What the task asks
What is the count of lines in the listing below that hold the string "inner"? Reply with that number alone.
* BEGIN Supplied records *
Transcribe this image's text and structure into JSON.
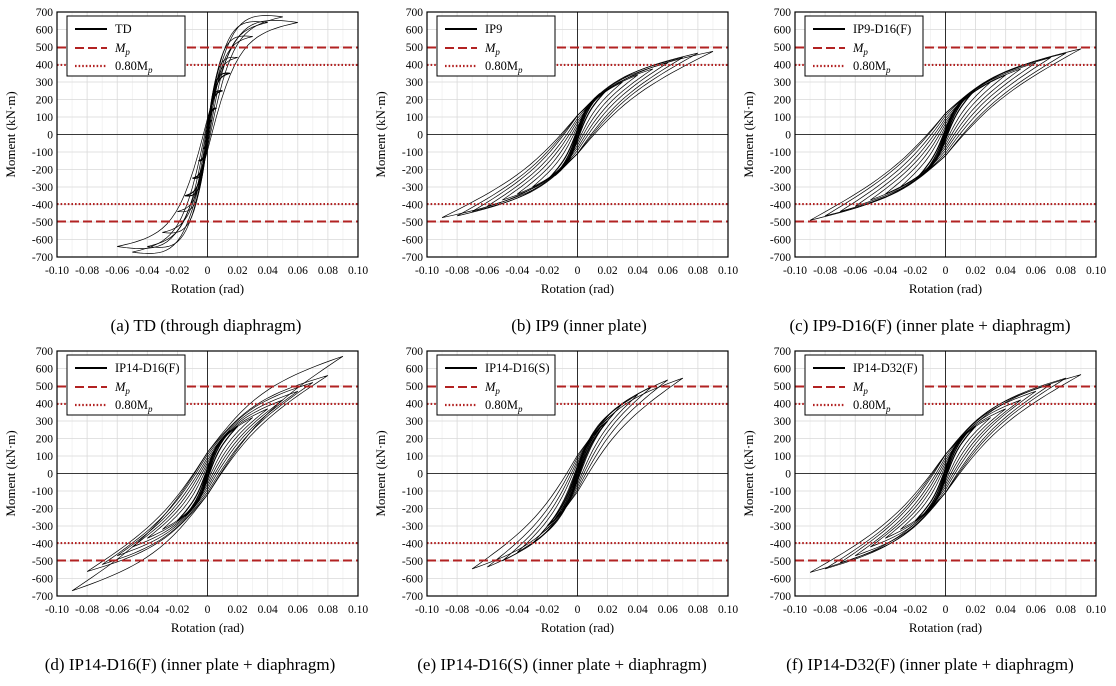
{
  "colors": {
    "mp": "#b22222",
    "curve": "#000000",
    "grid": "#d9d9d9"
  },
  "chart_data": [
    {
      "type": "line",
      "caption": "(a) TD (through diaphragm)",
      "xlabel": "Rotation (rad)",
      "ylabel": "Moment (kN·m)",
      "xlim": [
        -0.1,
        0.1
      ],
      "ylim": [
        -700,
        700
      ],
      "xticks": [
        "-0.10",
        "-0.08",
        "-0.06",
        "-0.04",
        "-0.02",
        "0",
        "0.02",
        "0.04",
        "0.06",
        "0.08",
        "0.10"
      ],
      "yticks": [
        "-700",
        "-600",
        "-500",
        "-400",
        "-300",
        "-200",
        "-100",
        "0",
        "100",
        "200",
        "300",
        "400",
        "500",
        "600",
        "700"
      ],
      "grid": true,
      "legend_position": "top-left",
      "legend": {
        "specimen": "TD",
        "mp": "M",
        "mp_sub": "p",
        "p80_prefix": "0.80M",
        "p80_sub": "p"
      },
      "mp_value": 497,
      "p80_value": 397.6,
      "loops": [
        [
          0.003,
          80
        ],
        [
          0.006,
          150
        ],
        [
          0.01,
          250
        ],
        [
          0.015,
          350
        ],
        [
          0.02,
          440
        ],
        [
          0.03,
          560
        ],
        [
          0.04,
          640
        ],
        [
          0.05,
          672
        ],
        [
          0.06,
          640
        ]
      ],
      "loop_style": {
        "amp": 220,
        "ratio": 0.0,
        "shape": 3
      }
    },
    {
      "type": "line",
      "caption": "(b) IP9 (inner plate)",
      "xlabel": "Rotation (rad)",
      "ylabel": "Moment (kN·m)",
      "xlim": [
        -0.1,
        0.1
      ],
      "ylim": [
        -700,
        700
      ],
      "xticks": [
        "-0.10",
        "-0.08",
        "-0.06",
        "-0.04",
        "-0.02",
        "0",
        "0.02",
        "0.04",
        "0.06",
        "0.08",
        "0.10"
      ],
      "yticks": [
        "-700",
        "-600",
        "-500",
        "-400",
        "-300",
        "-200",
        "-100",
        "0",
        "100",
        "200",
        "300",
        "400",
        "500",
        "600",
        "700"
      ],
      "grid": true,
      "legend_position": "top-left",
      "legend": {
        "specimen": "IP9",
        "mp": "M",
        "mp_sub": "p",
        "p80_prefix": "0.80M",
        "p80_sub": "p"
      },
      "mp_value": 497,
      "p80_value": 397.6,
      "loops": [
        [
          0.005,
          110
        ],
        [
          0.01,
          190
        ],
        [
          0.015,
          235
        ],
        [
          0.02,
          260
        ],
        [
          0.03,
          300
        ],
        [
          0.04,
          340
        ],
        [
          0.05,
          375
        ],
        [
          0.06,
          410
        ],
        [
          0.07,
          440
        ],
        [
          0.08,
          465
        ],
        [
          0.09,
          475
        ]
      ],
      "loop_style": {
        "amp": 200,
        "ratio": 0.55,
        "shape": 2.5
      }
    },
    {
      "type": "line",
      "caption": "(c) IP9-D16(F) (inner plate + diaphragm)",
      "xlabel": "Rotation (rad)",
      "ylabel": "Moment (kN·m)",
      "xlim": [
        -0.1,
        0.1
      ],
      "ylim": [
        -700,
        700
      ],
      "xticks": [
        "-0.10",
        "-0.08",
        "-0.06",
        "-0.04",
        "-0.02",
        "0",
        "0.02",
        "0.04",
        "0.06",
        "0.08",
        "0.10"
      ],
      "yticks": [
        "-700",
        "-600",
        "-500",
        "-400",
        "-300",
        "-200",
        "-100",
        "0",
        "100",
        "200",
        "300",
        "400",
        "500",
        "600",
        "700"
      ],
      "grid": true,
      "legend_position": "top-left",
      "legend": {
        "specimen": "IP9-D16(F)",
        "mp": "M",
        "mp_sub": "p",
        "p80_prefix": "0.80M",
        "p80_sub": "p"
      },
      "mp_value": 497,
      "p80_value": 397.6,
      "loops": [
        [
          0.005,
          110
        ],
        [
          0.01,
          185
        ],
        [
          0.015,
          230
        ],
        [
          0.02,
          260
        ],
        [
          0.03,
          300
        ],
        [
          0.04,
          340
        ],
        [
          0.05,
          375
        ],
        [
          0.06,
          410
        ],
        [
          0.07,
          440
        ],
        [
          0.08,
          465
        ],
        [
          0.09,
          490
        ]
      ],
      "loop_style": {
        "amp": 220,
        "ratio": 0.6,
        "shape": 2.5
      }
    },
    {
      "type": "line",
      "caption": "(d) IP14-D16(F) (inner plate + diaphragm)",
      "xlabel": "Rotation (rad)",
      "ylabel": "Moment (kN·m)",
      "xlim": [
        -0.1,
        0.1
      ],
      "ylim": [
        -700,
        700
      ],
      "xticks": [
        "-0.10",
        "-0.08",
        "-0.06",
        "-0.04",
        "-0.02",
        "0",
        "0.02",
        "0.04",
        "0.06",
        "0.08",
        "0.10"
      ],
      "yticks": [
        "-700",
        "-600",
        "-500",
        "-400",
        "-300",
        "-200",
        "-100",
        "0",
        "100",
        "200",
        "300",
        "400",
        "500",
        "600",
        "700"
      ],
      "grid": true,
      "legend_position": "top-left",
      "legend": {
        "specimen": "IP14-D16(F)",
        "mp": "M",
        "mp_sub": "p",
        "p80_prefix": "0.80M",
        "p80_sub": "p"
      },
      "mp_value": 497,
      "p80_value": 397.6,
      "loops": [
        [
          0.005,
          120
        ],
        [
          0.01,
          200
        ],
        [
          0.015,
          245
        ],
        [
          0.02,
          270
        ],
        [
          0.03,
          320
        ],
        [
          0.04,
          370
        ],
        [
          0.05,
          420
        ],
        [
          0.06,
          470
        ],
        [
          0.07,
          520
        ],
        [
          0.08,
          560
        ],
        [
          0.09,
          670
        ]
      ],
      "loop_style": {
        "amp": 220,
        "ratio": 0.55,
        "shape": 2.5
      }
    },
    {
      "type": "line",
      "caption": "(e) IP14-D16(S) (inner plate + diaphragm)",
      "xlabel": "Rotation (rad)",
      "ylabel": "Moment (kN·m)",
      "xlim": [
        -0.1,
        0.1
      ],
      "ylim": [
        -700,
        700
      ],
      "xticks": [
        "-0.10",
        "-0.08",
        "-0.06",
        "-0.04",
        "-0.02",
        "0",
        "0.02",
        "0.04",
        "0.06",
        "0.08",
        "0.10"
      ],
      "yticks": [
        "-700",
        "-600",
        "-500",
        "-400",
        "-300",
        "-200",
        "-100",
        "0",
        "100",
        "200",
        "300",
        "400",
        "500",
        "600",
        "700"
      ],
      "grid": true,
      "legend_position": "top-left",
      "legend": {
        "specimen": "IP14-D16(S)",
        "mp": "M",
        "mp_sub": "p",
        "p80_prefix": "0.80M",
        "p80_sub": "p"
      },
      "mp_value": 497,
      "p80_value": 397.6,
      "loops": [
        [
          0.005,
          130
        ],
        [
          0.01,
          210
        ],
        [
          0.015,
          260
        ],
        [
          0.02,
          300
        ],
        [
          0.025,
          350
        ],
        [
          0.03,
          400
        ],
        [
          0.04,
          450
        ],
        [
          0.05,
          500
        ],
        [
          0.06,
          535
        ],
        [
          0.07,
          545
        ]
      ],
      "loop_style": {
        "amp": 190,
        "ratio": 0.55,
        "shape": 2.5
      }
    },
    {
      "type": "line",
      "caption": "(f) IP14-D32(F) (inner plate + diaphragm)",
      "xlabel": "Rotation (rad)",
      "ylabel": "Moment (kN·m)",
      "xlim": [
        -0.1,
        0.1
      ],
      "ylim": [
        -700,
        700
      ],
      "xticks": [
        "-0.10",
        "-0.08",
        "-0.06",
        "-0.04",
        "-0.02",
        "0",
        "0.02",
        "0.04",
        "0.06",
        "0.08",
        "0.10"
      ],
      "yticks": [
        "-700",
        "-600",
        "-500",
        "-400",
        "-300",
        "-200",
        "-100",
        "0",
        "100",
        "200",
        "300",
        "400",
        "500",
        "600",
        "700"
      ],
      "grid": true,
      "legend_position": "top-left",
      "legend": {
        "specimen": "IP14-D32(F)",
        "mp": "M",
        "mp_sub": "p",
        "p80_prefix": "0.80M",
        "p80_sub": "p"
      },
      "mp_value": 497,
      "p80_value": 397.6,
      "loops": [
        [
          0.005,
          120
        ],
        [
          0.01,
          195
        ],
        [
          0.015,
          240
        ],
        [
          0.02,
          270
        ],
        [
          0.03,
          320
        ],
        [
          0.04,
          370
        ],
        [
          0.05,
          420
        ],
        [
          0.06,
          470
        ],
        [
          0.07,
          510
        ],
        [
          0.08,
          545
        ],
        [
          0.09,
          565
        ]
      ],
      "loop_style": {
        "amp": 200,
        "ratio": 0.55,
        "shape": 2.5
      }
    }
  ]
}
* END Supplied records *
Full answer
5